Source records
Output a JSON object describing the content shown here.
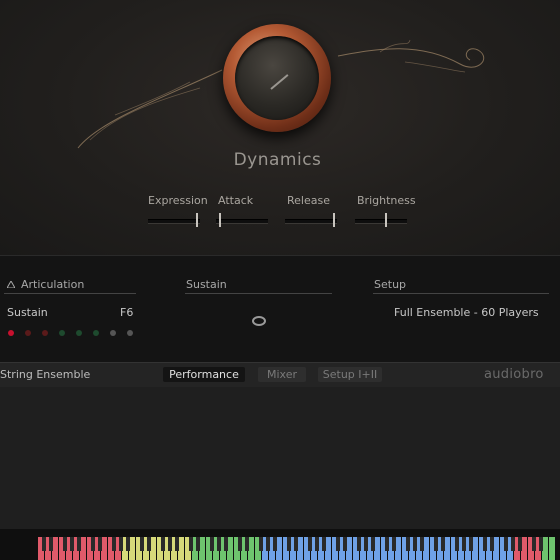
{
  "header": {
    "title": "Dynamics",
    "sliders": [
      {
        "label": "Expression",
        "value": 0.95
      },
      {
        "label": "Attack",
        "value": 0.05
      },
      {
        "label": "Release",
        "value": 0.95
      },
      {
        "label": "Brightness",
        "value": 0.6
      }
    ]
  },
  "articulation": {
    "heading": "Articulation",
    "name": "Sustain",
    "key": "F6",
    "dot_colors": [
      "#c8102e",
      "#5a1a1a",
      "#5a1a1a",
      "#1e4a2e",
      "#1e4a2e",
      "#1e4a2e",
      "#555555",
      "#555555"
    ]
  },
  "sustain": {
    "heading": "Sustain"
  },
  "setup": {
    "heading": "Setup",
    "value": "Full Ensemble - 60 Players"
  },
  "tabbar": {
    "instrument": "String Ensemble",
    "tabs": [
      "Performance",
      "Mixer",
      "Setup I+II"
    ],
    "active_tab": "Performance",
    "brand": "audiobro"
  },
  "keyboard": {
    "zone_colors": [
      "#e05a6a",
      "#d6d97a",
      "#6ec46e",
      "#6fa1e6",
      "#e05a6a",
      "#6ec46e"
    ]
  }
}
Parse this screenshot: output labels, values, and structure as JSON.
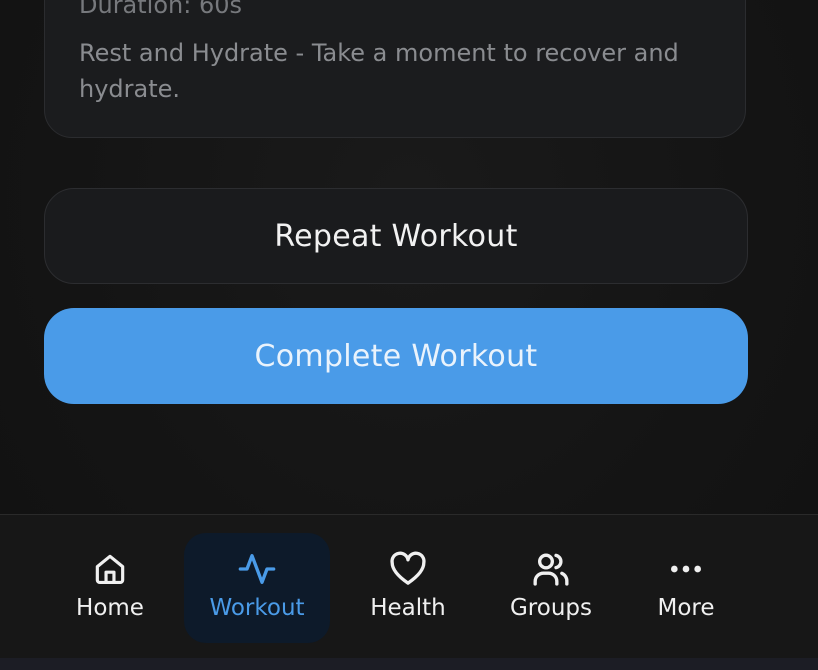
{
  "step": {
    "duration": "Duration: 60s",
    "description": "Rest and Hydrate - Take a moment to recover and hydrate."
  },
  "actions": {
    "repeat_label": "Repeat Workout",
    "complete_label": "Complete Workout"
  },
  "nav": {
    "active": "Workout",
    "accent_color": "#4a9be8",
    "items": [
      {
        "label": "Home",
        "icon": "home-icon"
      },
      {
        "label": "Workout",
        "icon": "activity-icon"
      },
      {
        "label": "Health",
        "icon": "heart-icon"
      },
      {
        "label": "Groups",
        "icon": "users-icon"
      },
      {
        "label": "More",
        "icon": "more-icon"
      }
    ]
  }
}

▶ STATED EXERCISE: Can you retype every record above exactly, leaving out the pictures?

▶ ANSWER TO THE TASK:
Output a JSON object describing the content shown here.
{
  "header": {
    "title": "Dynamics",
    "sliders": [
      {
        "label": "Expression",
        "value": 0.95
      },
      {
        "label": "Attack",
        "value": 0.05
      },
      {
        "label": "Release",
        "value": 0.95
      },
      {
        "label": "Brightness",
        "value": 0.6
      }
    ]
  },
  "articulation": {
    "heading": "Articulation",
    "name": "Sustain",
    "key": "F6",
    "dot_colors": [
      "#c8102e",
      "#5a1a1a",
      "#5a1a1a",
      "#1e4a2e",
      "#1e4a2e",
      "#1e4a2e",
      "#555555",
      "#555555"
    ]
  },
  "sustain": {
    "heading": "Sustain"
  },
  "setup": {
    "heading": "Setup",
    "value": "Full Ensemble - 60 Players"
  },
  "tabbar": {
    "instrument": "String Ensemble",
    "tabs": [
      "Performance",
      "Mixer",
      "Setup I+II"
    ],
    "active_tab": "Performance",
    "brand": "audiobro"
  },
  "keyboard": {
    "zone_colors": [
      "#e05a6a",
      "#d6d97a",
      "#6ec46e",
      "#6fa1e6",
      "#e05a6a",
      "#6ec46e"
    ]
  }
}
Parse this screenshot: output labels, values, and structure as JSON.
{
  "step": {
    "duration": "Duration: 60s",
    "description": "Rest and Hydrate - Take a moment to recover and hydrate."
  },
  "actions": {
    "repeat_label": "Repeat Workout",
    "complete_label": "Complete Workout"
  },
  "nav": {
    "active": "Workout",
    "accent_color": "#4a9be8",
    "items": [
      {
        "label": "Home",
        "icon": "home-icon"
      },
      {
        "label": "Workout",
        "icon": "activity-icon"
      },
      {
        "label": "Health",
        "icon": "heart-icon"
      },
      {
        "label": "Groups",
        "icon": "users-icon"
      },
      {
        "label": "More",
        "icon": "more-icon"
      }
    ]
  }
}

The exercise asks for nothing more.